■ What is asked: Rewrite the listing below as a numbered list, omitting any blank lines.
--- Record extracts ---
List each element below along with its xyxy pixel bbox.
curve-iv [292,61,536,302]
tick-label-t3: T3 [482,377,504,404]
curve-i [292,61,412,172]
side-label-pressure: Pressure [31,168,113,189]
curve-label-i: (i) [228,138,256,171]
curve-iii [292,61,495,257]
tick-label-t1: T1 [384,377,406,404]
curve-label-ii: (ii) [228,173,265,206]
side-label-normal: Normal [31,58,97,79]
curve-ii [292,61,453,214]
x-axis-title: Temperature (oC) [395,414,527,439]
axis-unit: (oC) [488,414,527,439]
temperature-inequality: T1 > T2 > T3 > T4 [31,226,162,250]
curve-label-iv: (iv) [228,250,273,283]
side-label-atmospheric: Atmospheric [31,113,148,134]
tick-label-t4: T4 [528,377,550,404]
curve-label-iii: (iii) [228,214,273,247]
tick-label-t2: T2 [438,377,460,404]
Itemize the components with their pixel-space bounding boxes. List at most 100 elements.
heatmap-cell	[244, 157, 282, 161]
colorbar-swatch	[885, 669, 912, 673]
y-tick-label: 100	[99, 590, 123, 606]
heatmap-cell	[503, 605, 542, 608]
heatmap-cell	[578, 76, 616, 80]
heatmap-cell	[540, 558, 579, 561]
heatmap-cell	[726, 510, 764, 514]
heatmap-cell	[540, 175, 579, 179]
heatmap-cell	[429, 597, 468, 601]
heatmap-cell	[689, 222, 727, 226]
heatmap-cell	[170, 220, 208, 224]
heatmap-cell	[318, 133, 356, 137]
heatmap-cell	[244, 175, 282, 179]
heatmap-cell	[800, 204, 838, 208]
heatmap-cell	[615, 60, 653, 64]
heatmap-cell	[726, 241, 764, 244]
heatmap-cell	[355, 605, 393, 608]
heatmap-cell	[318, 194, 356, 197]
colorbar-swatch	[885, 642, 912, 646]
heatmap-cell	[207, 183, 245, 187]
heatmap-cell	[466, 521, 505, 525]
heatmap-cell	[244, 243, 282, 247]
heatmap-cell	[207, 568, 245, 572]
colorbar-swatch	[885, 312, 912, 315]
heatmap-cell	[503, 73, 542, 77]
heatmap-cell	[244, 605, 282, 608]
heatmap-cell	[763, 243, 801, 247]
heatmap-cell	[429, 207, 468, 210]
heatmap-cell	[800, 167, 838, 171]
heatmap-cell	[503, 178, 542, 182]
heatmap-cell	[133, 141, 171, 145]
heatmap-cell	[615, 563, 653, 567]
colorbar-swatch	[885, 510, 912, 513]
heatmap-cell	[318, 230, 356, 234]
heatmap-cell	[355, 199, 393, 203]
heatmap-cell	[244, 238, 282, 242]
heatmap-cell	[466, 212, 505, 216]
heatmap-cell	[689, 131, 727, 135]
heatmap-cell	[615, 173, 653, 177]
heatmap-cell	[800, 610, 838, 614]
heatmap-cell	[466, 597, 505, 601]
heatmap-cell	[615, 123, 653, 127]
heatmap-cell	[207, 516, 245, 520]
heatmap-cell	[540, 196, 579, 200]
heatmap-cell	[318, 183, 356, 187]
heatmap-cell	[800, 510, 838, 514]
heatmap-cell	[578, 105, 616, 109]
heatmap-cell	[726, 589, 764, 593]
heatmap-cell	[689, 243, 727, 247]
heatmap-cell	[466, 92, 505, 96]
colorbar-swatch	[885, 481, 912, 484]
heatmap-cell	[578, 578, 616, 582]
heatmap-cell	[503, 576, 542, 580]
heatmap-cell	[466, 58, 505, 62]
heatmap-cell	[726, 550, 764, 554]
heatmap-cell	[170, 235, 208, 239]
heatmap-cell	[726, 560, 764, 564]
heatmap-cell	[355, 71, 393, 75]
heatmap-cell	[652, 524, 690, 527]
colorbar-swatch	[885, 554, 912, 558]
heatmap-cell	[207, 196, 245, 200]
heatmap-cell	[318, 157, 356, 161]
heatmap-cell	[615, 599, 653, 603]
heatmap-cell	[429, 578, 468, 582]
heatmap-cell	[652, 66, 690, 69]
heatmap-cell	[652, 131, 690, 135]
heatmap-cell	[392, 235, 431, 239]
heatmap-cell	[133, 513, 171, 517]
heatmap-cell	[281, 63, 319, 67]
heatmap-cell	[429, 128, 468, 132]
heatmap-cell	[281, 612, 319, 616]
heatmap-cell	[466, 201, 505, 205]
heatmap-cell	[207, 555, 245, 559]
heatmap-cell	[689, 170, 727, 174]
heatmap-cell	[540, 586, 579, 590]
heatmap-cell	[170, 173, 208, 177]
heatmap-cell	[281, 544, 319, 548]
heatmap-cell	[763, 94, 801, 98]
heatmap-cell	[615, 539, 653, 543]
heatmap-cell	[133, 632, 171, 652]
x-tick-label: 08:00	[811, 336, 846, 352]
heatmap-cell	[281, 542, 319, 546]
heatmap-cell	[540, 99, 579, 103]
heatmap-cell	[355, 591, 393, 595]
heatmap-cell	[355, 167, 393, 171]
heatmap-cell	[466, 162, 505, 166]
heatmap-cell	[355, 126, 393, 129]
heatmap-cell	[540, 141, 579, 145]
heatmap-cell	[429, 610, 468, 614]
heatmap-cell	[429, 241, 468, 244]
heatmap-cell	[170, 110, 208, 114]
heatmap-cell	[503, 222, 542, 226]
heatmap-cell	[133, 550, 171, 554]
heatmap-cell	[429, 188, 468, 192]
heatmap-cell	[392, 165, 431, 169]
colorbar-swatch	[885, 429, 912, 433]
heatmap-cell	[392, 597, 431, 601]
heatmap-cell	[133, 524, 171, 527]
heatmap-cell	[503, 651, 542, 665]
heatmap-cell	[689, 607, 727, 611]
---
■ Reply to the exercise:
1. List each element below along with its xyxy pixel bbox.
2. curve-iv [292,61,536,302]
3. tick-label-t3: T3 [482,377,504,404]
4. curve-i [292,61,412,172]
5. side-label-pressure: Pressure [31,168,113,189]
6. curve-label-i: (i) [228,138,256,171]
7. curve-iii [292,61,495,257]
8. tick-label-t1: T1 [384,377,406,404]
9. curve-label-ii: (ii) [228,173,265,206]
10. side-label-normal: Normal [31,58,97,79]
11. curve-ii [292,61,453,214]
12. x-axis-title: Temperature (oC) [395,414,527,439]
13. axis-unit: (oC) [488,414,527,439]
14. temperature-inequality: T1 > T2 > T3 > T4 [31,226,162,250]
15. curve-label-iv: (iv) [228,250,273,283]
16. side-label-atmospheric: Atmospheric [31,113,148,134]
17. tick-label-t4: T4 [528,377,550,404]
18. curve-label-iii: (iii) [228,214,273,247]
19. tick-label-t2: T2 [438,377,460,404]
20. Itemize the components with their pixel-space bounding boxes. List at most 100 elements.
21. heatmap-cell	[244, 157, 282, 161]
22. colorbar-swatch	[885, 669, 912, 673]
23. y-tick-label: 100	[99, 590, 123, 606]
24. heatmap-cell	[503, 605, 542, 608]
25. heatmap-cell	[578, 76, 616, 80]
26. heatmap-cell	[540, 558, 579, 561]
27. heatmap-cell	[726, 510, 764, 514]
28. heatmap-cell	[540, 175, 579, 179]
29. heatmap-cell	[429, 597, 468, 601]
30. heatmap-cell	[689, 222, 727, 226]
31. heatmap-cell	[170, 220, 208, 224]
32. heatmap-cell	[318, 133, 356, 137]
33. heatmap-cell	[244, 175, 282, 179]
34. heatmap-cell	[800, 204, 838, 208]
35. heatmap-cell	[615, 60, 653, 64]
36. heatmap-cell	[726, 241, 764, 244]
37. heatmap-cell	[355, 605, 393, 608]
38. heatmap-cell	[318, 194, 356, 197]
39. colorbar-swatch	[885, 642, 912, 646]
40. heatmap-cell	[207, 183, 245, 187]
41. heatmap-cell	[466, 521, 505, 525]
42. heatmap-cell	[244, 243, 282, 247]
43. heatmap-cell	[207, 568, 245, 572]
44. colorbar-swatch	[885, 312, 912, 315]
45. heatmap-cell	[503, 73, 542, 77]
46. heatmap-cell	[244, 605, 282, 608]
47. heatmap-cell	[763, 243, 801, 247]
48. heatmap-cell	[429, 207, 468, 210]
49. heatmap-cell	[800, 167, 838, 171]
50. heatmap-cell	[503, 178, 542, 182]
51. heatmap-cell	[133, 141, 171, 145]
52. heatmap-cell	[615, 563, 653, 567]
53. colorbar-swatch	[885, 510, 912, 513]
54. heatmap-cell	[318, 230, 356, 234]
55. heatmap-cell	[355, 199, 393, 203]
56. heatmap-cell	[244, 238, 282, 242]
57. heatmap-cell	[466, 212, 505, 216]
58. heatmap-cell	[689, 131, 727, 135]
59. heatmap-cell	[615, 173, 653, 177]
60. heatmap-cell	[800, 610, 838, 614]
61. heatmap-cell	[466, 597, 505, 601]
62. heatmap-cell	[615, 123, 653, 127]
63. heatmap-cell	[207, 516, 245, 520]
64. heatmap-cell	[540, 196, 579, 200]
65. heatmap-cell	[318, 183, 356, 187]
66. heatmap-cell	[800, 510, 838, 514]
67. heatmap-cell	[578, 105, 616, 109]
68. heatmap-cell	[726, 589, 764, 593]
69. heatmap-cell	[689, 243, 727, 247]
70. heatmap-cell	[466, 92, 505, 96]
71. colorbar-swatch	[885, 481, 912, 484]
72. heatmap-cell	[578, 578, 616, 582]
73. heatmap-cell	[503, 576, 542, 580]
74. heatmap-cell	[466, 58, 505, 62]
75. heatmap-cell	[726, 550, 764, 554]
76. heatmap-cell	[170, 235, 208, 239]
77. heatmap-cell	[726, 560, 764, 564]
78. heatmap-cell	[355, 71, 393, 75]
79. heatmap-cell	[652, 524, 690, 527]
80. colorbar-swatch	[885, 554, 912, 558]
81. heatmap-cell	[207, 196, 245, 200]
82. heatmap-cell	[318, 157, 356, 161]
83. heatmap-cell	[615, 599, 653, 603]
84. heatmap-cell	[429, 578, 468, 582]
85. heatmap-cell	[652, 66, 690, 69]
86. heatmap-cell	[652, 131, 690, 135]
87. heatmap-cell	[392, 235, 431, 239]
88. heatmap-cell	[133, 513, 171, 517]
89. heatmap-cell	[281, 63, 319, 67]
90. heatmap-cell	[429, 128, 468, 132]
91. heatmap-cell	[281, 612, 319, 616]
92. heatmap-cell	[466, 201, 505, 205]
93. heatmap-cell	[207, 555, 245, 559]
94. heatmap-cell	[689, 170, 727, 174]
95. heatmap-cell	[540, 586, 579, 590]
96. heatmap-cell	[170, 173, 208, 177]
97. heatmap-cell	[281, 544, 319, 548]
98. heatmap-cell	[763, 94, 801, 98]
99. heatmap-cell	[615, 539, 653, 543]
100. heatmap-cell	[133, 632, 171, 652]
101. x-tick-label: 08:00	[811, 336, 846, 352]
102. heatmap-cell	[281, 542, 319, 546]
103. heatmap-cell	[540, 99, 579, 103]
104. heatmap-cell	[355, 591, 393, 595]
105. heatmap-cell	[355, 167, 393, 171]
106. heatmap-cell	[466, 162, 505, 166]
107. heatmap-cell	[355, 126, 393, 129]
108. heatmap-cell	[540, 141, 579, 145]
109. heatmap-cell	[429, 610, 468, 614]
110. heatmap-cell	[429, 241, 468, 244]
111. heatmap-cell	[170, 110, 208, 114]
112. heatmap-cell	[503, 222, 542, 226]
113. heatmap-cell	[133, 550, 171, 554]
114. heatmap-cell	[429, 188, 468, 192]
115. heatmap-cell	[392, 165, 431, 169]
116. colorbar-swatch	[885, 429, 912, 433]
117. heatmap-cell	[392, 597, 431, 601]
118. heatmap-cell	[133, 524, 171, 527]
119. heatmap-cell	[503, 651, 542, 665]
120. heatmap-cell	[689, 607, 727, 611]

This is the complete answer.